▸ **DIRECTIVE**
Select the lines that contain "JSON" and copy each of them.

▸ **Structured figure records**
## BEGIN

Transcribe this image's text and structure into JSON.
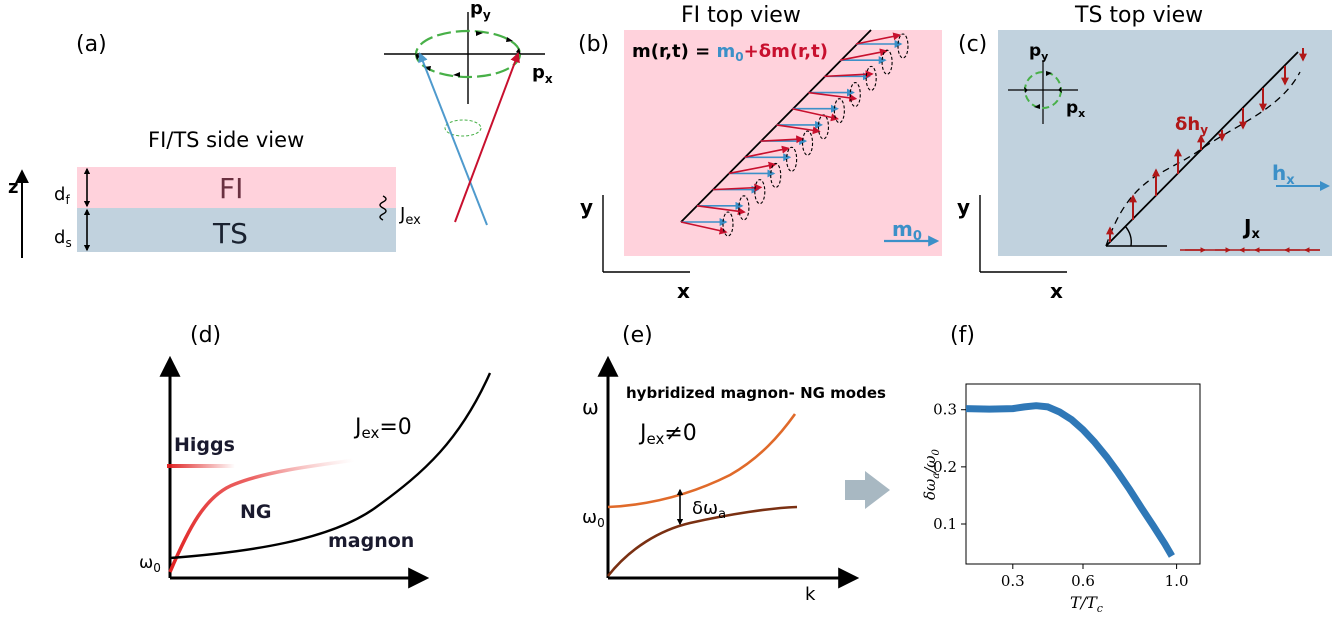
{
  "colors": {
    "fi": "#ffd2dc",
    "ts": "#c1d2de",
    "blue": "#3c90c8",
    "red": "#c8102e",
    "darkred": "#b01818",
    "green": "#48b048",
    "orange": "#e06a2a",
    "brown": "#7a3012",
    "plot_blue": "#2f78b7",
    "gray_arrow": "#a8b8c2",
    "navy": "#1a1a2e"
  },
  "panel_a": {
    "label": "(a)",
    "title": "FI/TS side view",
    "fi": "FI",
    "ts": "TS",
    "z": "z",
    "df": "d",
    "df_sub": "f",
    "ds": "d",
    "ds_sub": "s",
    "jex": "J",
    "jex_sub": "ex",
    "px": "p",
    "px_sub": "x",
    "py": "p",
    "py_sub": "y"
  },
  "panel_b": {
    "label": "(b)",
    "title": "FI top view",
    "eq_lhs": "m(r,t) = ",
    "eq_m0": "m",
    "eq_m0_sub": "0",
    "eq_rest": "+δm(r,t)",
    "m0": "m",
    "m0_sub": "0",
    "x": "x",
    "y": "y"
  },
  "panel_c": {
    "label": "(c)",
    "title": "TS top view",
    "dhy": "δh",
    "dhy_sub": "y",
    "hx": "h",
    "hx_sub": "x",
    "jx": "J",
    "jx_sub": "x",
    "px": "p",
    "px_sub": "x",
    "py": "p",
    "py_sub": "y",
    "x": "x",
    "y": "y"
  },
  "panel_d": {
    "label": "(d)",
    "higgs": "Higgs",
    "ng": "NG",
    "magnon": "magnon",
    "jex": "J",
    "jex_sub": "ex",
    "jex_val": "=0",
    "omega": "ω",
    "omega_sub": "0"
  },
  "panel_e": {
    "label": "(e)",
    "title": "hybridized magnon- NG modes",
    "omega": "ω",
    "jex": "J",
    "jex_sub": "ex",
    "jex_val": "≠0",
    "domega": "δω",
    "domega_sub": "a",
    "omega0": "ω",
    "omega0_sub": "0",
    "k": "k"
  },
  "chart_data": {
    "type": "line",
    "title": "",
    "xlabel": "T/T_c",
    "ylabel": "δω_a/ω_0",
    "xlim": [
      0.1,
      1.1
    ],
    "ylim": [
      0.03,
      0.345
    ],
    "xticks": [
      0.3,
      0.6,
      1.0
    ],
    "xtick_labels": [
      "0.3",
      "0.6",
      "1.0"
    ],
    "yticks": [
      0.1,
      0.2,
      0.3
    ],
    "ytick_labels": [
      "0.1",
      "0.2",
      "0.3"
    ],
    "grid": false,
    "series": [
      {
        "x": [
          0.1,
          0.2,
          0.3,
          0.35,
          0.4,
          0.45,
          0.5,
          0.55,
          0.6,
          0.65,
          0.7,
          0.75,
          0.8,
          0.85,
          0.9,
          0.95,
          0.98
        ],
        "y": [
          0.302,
          0.301,
          0.302,
          0.305,
          0.307,
          0.305,
          0.296,
          0.283,
          0.265,
          0.243,
          0.218,
          0.19,
          0.16,
          0.128,
          0.097,
          0.065,
          0.044
        ]
      }
    ],
    "panel_label": "(f)"
  }
}
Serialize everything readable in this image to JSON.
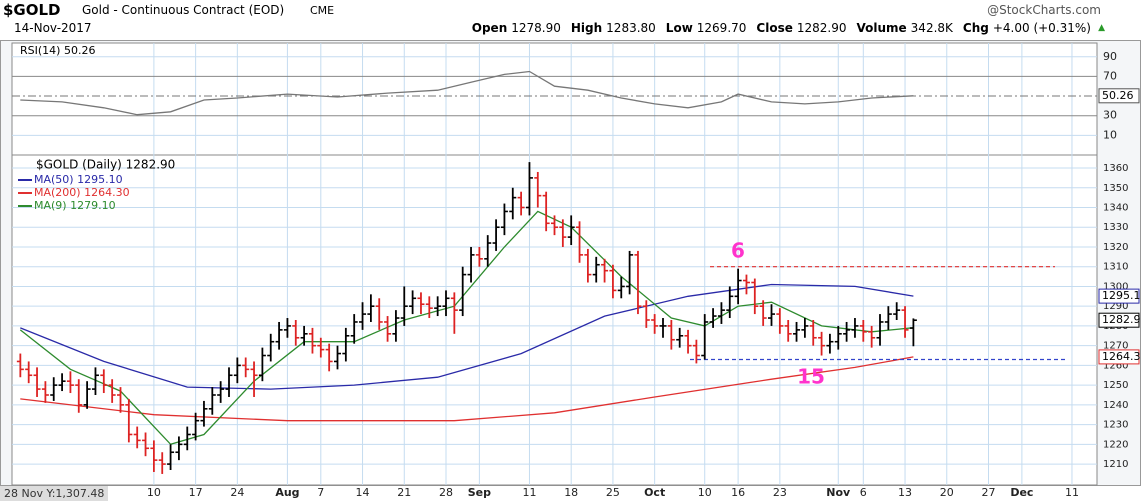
{
  "header": {
    "symbol": "$GOLD",
    "name": "Gold - Continuous Contract (EOD)",
    "exchange": "CME",
    "source": "@StockCharts.com",
    "date": "14-Nov-2017",
    "quote": [
      {
        "label": "Open",
        "value": "1278.90"
      },
      {
        "label": "High",
        "value": "1283.80"
      },
      {
        "label": "Low",
        "value": "1269.70"
      },
      {
        "label": "Close",
        "value": "1282.90"
      },
      {
        "label": "Volume",
        "value": "342.8K"
      },
      {
        "label": "Chg",
        "value": "+4.00 (+0.31%)"
      }
    ],
    "cursor": "28 Nov Y:1,307.48"
  },
  "chart_data": [
    {
      "type": "line",
      "title": "RSI(14) 50.26",
      "xlim": [
        -1,
        129
      ],
      "ylim": [
        -10,
        104
      ],
      "yticks": [
        90,
        70,
        50,
        30,
        10
      ],
      "grid": true,
      "series": [
        {
          "name": "RSI(14)",
          "color": "#777777",
          "tag": "50.26",
          "x": [
            0,
            5,
            10,
            14,
            18,
            22,
            26,
            32,
            38,
            44,
            50,
            54,
            58,
            61,
            64,
            68,
            72,
            76,
            80,
            84,
            86,
            90,
            94,
            98,
            102,
            107
          ],
          "values": [
            46,
            44,
            38,
            31,
            34,
            46,
            48,
            52,
            49,
            53,
            56,
            64,
            72,
            75,
            60,
            56,
            48,
            42,
            38,
            44,
            52,
            44,
            42,
            44,
            48,
            50.26
          ]
        }
      ]
    },
    {
      "type": "ohlc",
      "title": "$GOLD (Daily) 1282.90",
      "close_tag": "1282.9",
      "up_color": "#000000",
      "down_color": "#dd2222",
      "xlim": [
        -1,
        129
      ],
      "ylim": [
        1199.4,
        1366.6
      ],
      "yticks": [
        1360,
        1350,
        1340,
        1330,
        1320,
        1310,
        1300,
        1290,
        1280,
        1270,
        1260,
        1250,
        1240,
        1230,
        1220,
        1210
      ],
      "xticks": [
        {
          "value": 16,
          "label": "10"
        },
        {
          "value": 21,
          "label": "17"
        },
        {
          "value": 26,
          "label": "24"
        },
        {
          "value": 32,
          "label": "Aug"
        },
        {
          "value": 36,
          "label": "7"
        },
        {
          "value": 41,
          "label": "14"
        },
        {
          "value": 46,
          "label": "21"
        },
        {
          "value": 51,
          "label": "28"
        },
        {
          "value": 55,
          "label": "Sep"
        },
        {
          "value": 61,
          "label": "11"
        },
        {
          "value": 66,
          "label": "18"
        },
        {
          "value": 71,
          "label": "25"
        },
        {
          "value": 76,
          "label": "Oct"
        },
        {
          "value": 82,
          "label": "10"
        },
        {
          "value": 86,
          "label": "16"
        },
        {
          "value": 91,
          "label": "23"
        },
        {
          "value": 98,
          "label": "Nov"
        },
        {
          "value": 101,
          "label": "6"
        },
        {
          "value": 106,
          "label": "13"
        },
        {
          "value": 111,
          "label": "20"
        },
        {
          "value": 116,
          "label": "27"
        },
        {
          "value": 120,
          "label": "Dec"
        },
        {
          "value": 126,
          "label": "11"
        }
      ],
      "grid": true,
      "open": [
        1262,
        1258,
        1255,
        1248,
        1245,
        1250,
        1252,
        1250,
        1240,
        1248,
        1255,
        1250,
        1245,
        1240,
        1225,
        1222,
        1218,
        1212,
        1210,
        1216,
        1220,
        1225,
        1232,
        1238,
        1245,
        1248,
        1255,
        1260,
        1258,
        1255,
        1265,
        1272,
        1278,
        1280,
        1274,
        1276,
        1270,
        1268,
        1262,
        1266,
        1275,
        1282,
        1286,
        1290,
        1282,
        1276,
        1284,
        1290,
        1294,
        1291,
        1289,
        1290,
        1294,
        1288,
        1306,
        1316,
        1314,
        1322,
        1330,
        1338,
        1345,
        1340,
        1355,
        1346,
        1332,
        1330,
        1325,
        1330,
        1316,
        1306,
        1311,
        1308,
        1298,
        1300,
        1316,
        1290,
        1283,
        1280,
        1280,
        1273,
        1275,
        1270,
        1265,
        1282,
        1285,
        1288,
        1295,
        1303,
        1302,
        1290,
        1284,
        1286,
        1280,
        1276,
        1278,
        1280,
        1274,
        1270,
        1272,
        1276,
        1278,
        1280,
        1277,
        1274,
        1282,
        1286,
        1288,
        1278.9
      ],
      "high": [
        1266,
        1262,
        1259,
        1252,
        1254,
        1256,
        1257,
        1253,
        1252,
        1259,
        1258,
        1253,
        1249,
        1243,
        1229,
        1226,
        1222,
        1216,
        1220,
        1224,
        1229,
        1236,
        1242,
        1249,
        1252,
        1259,
        1264,
        1264,
        1262,
        1269,
        1276,
        1282,
        1284,
        1283,
        1280,
        1279,
        1274,
        1271,
        1270,
        1279,
        1286,
        1292,
        1296,
        1294,
        1285,
        1288,
        1300,
        1298,
        1297,
        1295,
        1295,
        1298,
        1297,
        1310,
        1320,
        1320,
        1326,
        1334,
        1342,
        1350,
        1348,
        1363,
        1358,
        1348,
        1336,
        1334,
        1336,
        1333,
        1319,
        1315,
        1314,
        1311,
        1305,
        1318,
        1318,
        1293,
        1286,
        1284,
        1283,
        1279,
        1278,
        1273,
        1286,
        1289,
        1292,
        1300,
        1309,
        1306,
        1304,
        1293,
        1291,
        1289,
        1283,
        1282,
        1284,
        1283,
        1277,
        1276,
        1280,
        1282,
        1284,
        1283,
        1280,
        1286,
        1290,
        1292,
        1290,
        1283.8
      ],
      "low": [
        1254,
        1251,
        1244,
        1241,
        1242,
        1247,
        1246,
        1236,
        1238,
        1245,
        1246,
        1241,
        1236,
        1221,
        1218,
        1214,
        1206,
        1205,
        1207,
        1212,
        1217,
        1222,
        1229,
        1235,
        1241,
        1244,
        1251,
        1254,
        1244,
        1252,
        1262,
        1268,
        1274,
        1270,
        1270,
        1266,
        1264,
        1257,
        1258,
        1262,
        1271,
        1278,
        1282,
        1278,
        1272,
        1272,
        1280,
        1286,
        1286,
        1284,
        1285,
        1285,
        1276,
        1285,
        1302,
        1310,
        1310,
        1318,
        1326,
        1334,
        1336,
        1336,
        1340,
        1328,
        1326,
        1320,
        1321,
        1312,
        1302,
        1302,
        1302,
        1294,
        1294,
        1296,
        1286,
        1279,
        1276,
        1274,
        1268,
        1269,
        1266,
        1261,
        1263,
        1279,
        1281,
        1284,
        1291,
        1296,
        1286,
        1280,
        1280,
        1276,
        1272,
        1272,
        1274,
        1270,
        1265,
        1266,
        1268,
        1272,
        1274,
        1272,
        1269,
        1270,
        1278,
        1283,
        1274,
        1269.7
      ],
      "close": [
        1258,
        1255,
        1248,
        1245,
        1250,
        1252,
        1250,
        1240,
        1248,
        1255,
        1250,
        1245,
        1240,
        1225,
        1222,
        1218,
        1212,
        1210,
        1216,
        1220,
        1225,
        1232,
        1238,
        1245,
        1248,
        1255,
        1260,
        1258,
        1255,
        1265,
        1272,
        1278,
        1280,
        1274,
        1276,
        1270,
        1268,
        1262,
        1266,
        1275,
        1282,
        1286,
        1290,
        1282,
        1276,
        1284,
        1290,
        1294,
        1291,
        1289,
        1290,
        1294,
        1288,
        1306,
        1316,
        1314,
        1322,
        1330,
        1338,
        1345,
        1340,
        1355,
        1346,
        1332,
        1330,
        1325,
        1330,
        1316,
        1306,
        1311,
        1308,
        1298,
        1300,
        1316,
        1290,
        1283,
        1280,
        1280,
        1273,
        1275,
        1270,
        1265,
        1282,
        1285,
        1288,
        1295,
        1303,
        1302,
        1290,
        1284,
        1286,
        1280,
        1276,
        1278,
        1280,
        1274,
        1270,
        1272,
        1276,
        1278,
        1280,
        1277,
        1274,
        1282,
        1286,
        1288,
        1278,
        1282.9
      ],
      "series": [
        {
          "name": "MA(50) 1295.10",
          "color": "#2a2aa8",
          "tag": "1295.1",
          "x": [
            0,
            10,
            20,
            30,
            40,
            50,
            60,
            70,
            80,
            90,
            100,
            107
          ],
          "values": [
            1279,
            1262,
            1249,
            1248,
            1250,
            1254,
            1266,
            1285,
            1295,
            1301,
            1300,
            1295.1
          ]
        },
        {
          "name": "MA(200) 1264.30",
          "color": "#e03030",
          "tag": "1264.3",
          "x": [
            0,
            16,
            32,
            52,
            64,
            76,
            90,
            100,
            107
          ],
          "values": [
            1243,
            1235,
            1232,
            1232,
            1236,
            1244,
            1253,
            1259,
            1264.3
          ]
        },
        {
          "name": "MA(9) 1279.10",
          "color": "#2e8b2e",
          "x": [
            0,
            6,
            12,
            18,
            22,
            28,
            34,
            40,
            46,
            52,
            58,
            62,
            66,
            72,
            78,
            82,
            86,
            90,
            96,
            102,
            107
          ],
          "values": [
            1278,
            1258,
            1247,
            1220,
            1225,
            1252,
            1272,
            1272,
            1283,
            1290,
            1320,
            1338,
            1330,
            1305,
            1284,
            1280,
            1290,
            1292,
            1280,
            1277,
            1279.1
          ]
        }
      ],
      "levels": [
        {
          "value": 1310,
          "color": "#e03030"
        },
        {
          "value": 1263,
          "color": "#3344cc"
        }
      ],
      "annotations": [
        {
          "text": "6",
          "color": "#ff33cc"
        },
        {
          "text": "15",
          "color": "#ff33cc"
        }
      ]
    }
  ]
}
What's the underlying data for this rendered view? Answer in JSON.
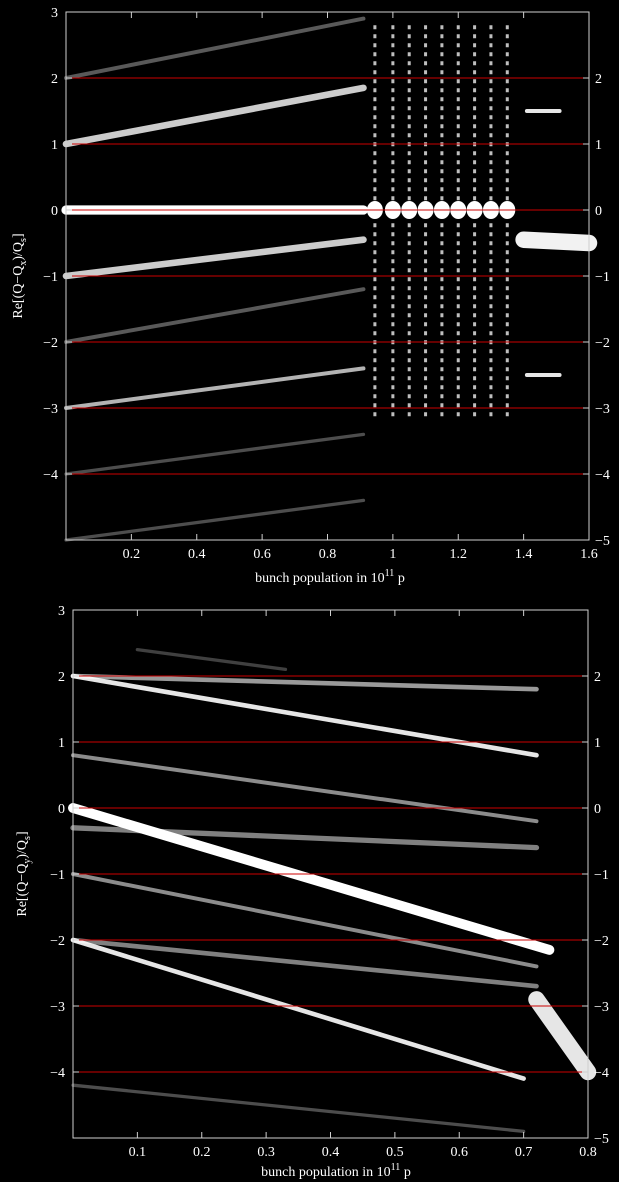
{
  "chart_data": [
    {
      "type": "heatmap",
      "title": "",
      "xlabel": "bunch population in 10",
      "xlabel_sup": "11",
      "xlabel_suffix": " p",
      "ylabel": "Re[(Q−Q",
      "ylabel_sub1": "x",
      "ylabel_mid": ")/Q",
      "ylabel_sub2": "s",
      "ylabel_end": "]",
      "xlim": [
        0,
        1.6
      ],
      "ylim": [
        -5,
        3
      ],
      "x_ticks": [
        0.2,
        0.4,
        0.6,
        0.8,
        1.0,
        1.2,
        1.4,
        1.6
      ],
      "x_tick_labels": [
        "0.2",
        "0.4",
        "0.6",
        "0.8",
        "1",
        "1.2",
        "1.4",
        "1.6"
      ],
      "y_ticks_left": [
        3,
        2,
        1,
        0,
        -1,
        -2,
        -3,
        -4
      ],
      "y_tick_labels_left": [
        "3",
        "2",
        "1",
        "0",
        "−1",
        "−2",
        "−3",
        "−4"
      ],
      "y_ticks_right": [
        2,
        1,
        0,
        -1,
        -2,
        -3,
        -4,
        -5
      ],
      "y_tick_labels_right": [
        "2",
        "1",
        "0",
        "−1",
        "−2",
        "−3",
        "−4",
        "−5"
      ],
      "reference_lines_y": [
        2,
        1,
        0,
        -1,
        -2,
        -3,
        -4
      ],
      "reference_line_color": "#cc0000",
      "background_color": "#000000",
      "trace_color": "#ffffff",
      "grid": false,
      "mode_lines": [
        {
          "x": [
            0,
            0.91
          ],
          "y": [
            0,
            0
          ],
          "intensity": 1.0,
          "width": 0.14
        },
        {
          "x": [
            0,
            0.91
          ],
          "y": [
            1,
            1.85
          ],
          "intensity": 0.8,
          "width": 0.1
        },
        {
          "x": [
            0,
            0.91
          ],
          "y": [
            -1,
            -0.45
          ],
          "intensity": 0.8,
          "width": 0.1
        },
        {
          "x": [
            0,
            0.91
          ],
          "y": [
            -3,
            -2.4
          ],
          "intensity": 0.7,
          "width": 0.06
        },
        {
          "x": [
            0,
            0.91
          ],
          "y": [
            2,
            2.9
          ],
          "intensity": 0.35,
          "width": 0.06
        },
        {
          "x": [
            0,
            0.91
          ],
          "y": [
            -2,
            -1.2
          ],
          "intensity": 0.35,
          "width": 0.06
        },
        {
          "x": [
            0,
            0.91
          ],
          "y": [
            -4,
            -3.4
          ],
          "intensity": 0.3,
          "width": 0.05
        },
        {
          "x": [
            0,
            0.91
          ],
          "y": [
            -5,
            -4.4
          ],
          "intensity": 0.3,
          "width": 0.05
        },
        {
          "x": [
            1.41,
            1.51
          ],
          "y": [
            1.5,
            1.5
          ],
          "intensity": 0.9,
          "width": 0.06
        },
        {
          "x": [
            1.41,
            1.51
          ],
          "y": [
            -2.5,
            -2.5
          ],
          "intensity": 0.9,
          "width": 0.06
        },
        {
          "x": [
            1.4,
            1.6
          ],
          "y": [
            -0.45,
            -0.5
          ],
          "intensity": 0.95,
          "width": 0.25
        }
      ],
      "instability_columns_x": [
        0.945,
        1.0,
        1.05,
        1.1,
        1.15,
        1.2,
        1.25,
        1.3,
        1.35
      ],
      "instability_columns_y_range": [
        -3.2,
        2.8
      ]
    },
    {
      "type": "heatmap",
      "title": "",
      "xlabel": "bunch population in 10",
      "xlabel_sup": "11",
      "xlabel_suffix": " p",
      "ylabel": "Re[(Q−Q",
      "ylabel_sub1": "y",
      "ylabel_mid": ")/Q",
      "ylabel_sub2": "s",
      "ylabel_end": "]",
      "xlim": [
        0,
        0.8
      ],
      "ylim": [
        -5,
        3
      ],
      "x_ticks": [
        0.1,
        0.2,
        0.3,
        0.4,
        0.5,
        0.6,
        0.7,
        0.8
      ],
      "x_tick_labels": [
        "0.1",
        "0.2",
        "0.3",
        "0.4",
        "0.5",
        "0.6",
        "0.7",
        "0.8"
      ],
      "y_ticks_left": [
        3,
        2,
        1,
        0,
        -1,
        -2,
        -3,
        -4
      ],
      "y_tick_labels_left": [
        "3",
        "2",
        "1",
        "0",
        "−1",
        "−2",
        "−3",
        "−4"
      ],
      "y_ticks_right": [
        2,
        1,
        0,
        -1,
        -2,
        -3,
        -4,
        -5
      ],
      "y_tick_labels_right": [
        "2",
        "1",
        "0",
        "−1",
        "−2",
        "−3",
        "−4",
        "−5"
      ],
      "reference_lines_y": [
        2,
        1,
        0,
        -1,
        -2,
        -3,
        -4
      ],
      "reference_line_color": "#cc0000",
      "background_color": "#000000",
      "trace_color": "#ffffff",
      "grid": false,
      "mode_lines": [
        {
          "x": [
            0,
            0.74
          ],
          "y": [
            0,
            -2.15
          ],
          "intensity": 1.0,
          "width": 0.15
        },
        {
          "x": [
            0,
            0.72
          ],
          "y": [
            2,
            0.8
          ],
          "intensity": 0.9,
          "width": 0.07
        },
        {
          "x": [
            0,
            0.7
          ],
          "y": [
            -2,
            -4.1
          ],
          "intensity": 0.9,
          "width": 0.07
        },
        {
          "x": [
            0,
            0.72
          ],
          "y": [
            2,
            1.8
          ],
          "intensity": 0.6,
          "width": 0.07
        },
        {
          "x": [
            0,
            0.72
          ],
          "y": [
            0.8,
            -0.2
          ],
          "intensity": 0.55,
          "width": 0.06
        },
        {
          "x": [
            0,
            0.72
          ],
          "y": [
            -0.3,
            -0.6
          ],
          "intensity": 0.5,
          "width": 0.08
        },
        {
          "x": [
            0,
            0.72
          ],
          "y": [
            -1.0,
            -2.4
          ],
          "intensity": 0.55,
          "width": 0.06
        },
        {
          "x": [
            0,
            0.72
          ],
          "y": [
            -2.0,
            -2.7
          ],
          "intensity": 0.5,
          "width": 0.07
        },
        {
          "x": [
            0.72,
            0.8
          ],
          "y": [
            -2.9,
            -4.0
          ],
          "intensity": 0.9,
          "width": 0.25
        },
        {
          "x": [
            0.1,
            0.33
          ],
          "y": [
            2.4,
            2.1
          ],
          "intensity": 0.25,
          "width": 0.05
        },
        {
          "x": [
            0,
            0.7
          ],
          "y": [
            -4.2,
            -4.9
          ],
          "intensity": 0.3,
          "width": 0.05
        }
      ]
    }
  ]
}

## END

▸ **RESULT OF THIS TASK**
Transcribe this image's text and structure into JSON.
Serialize everything readable in this image to JSON.
What's the underlying data for this rendered view? Answer in JSON.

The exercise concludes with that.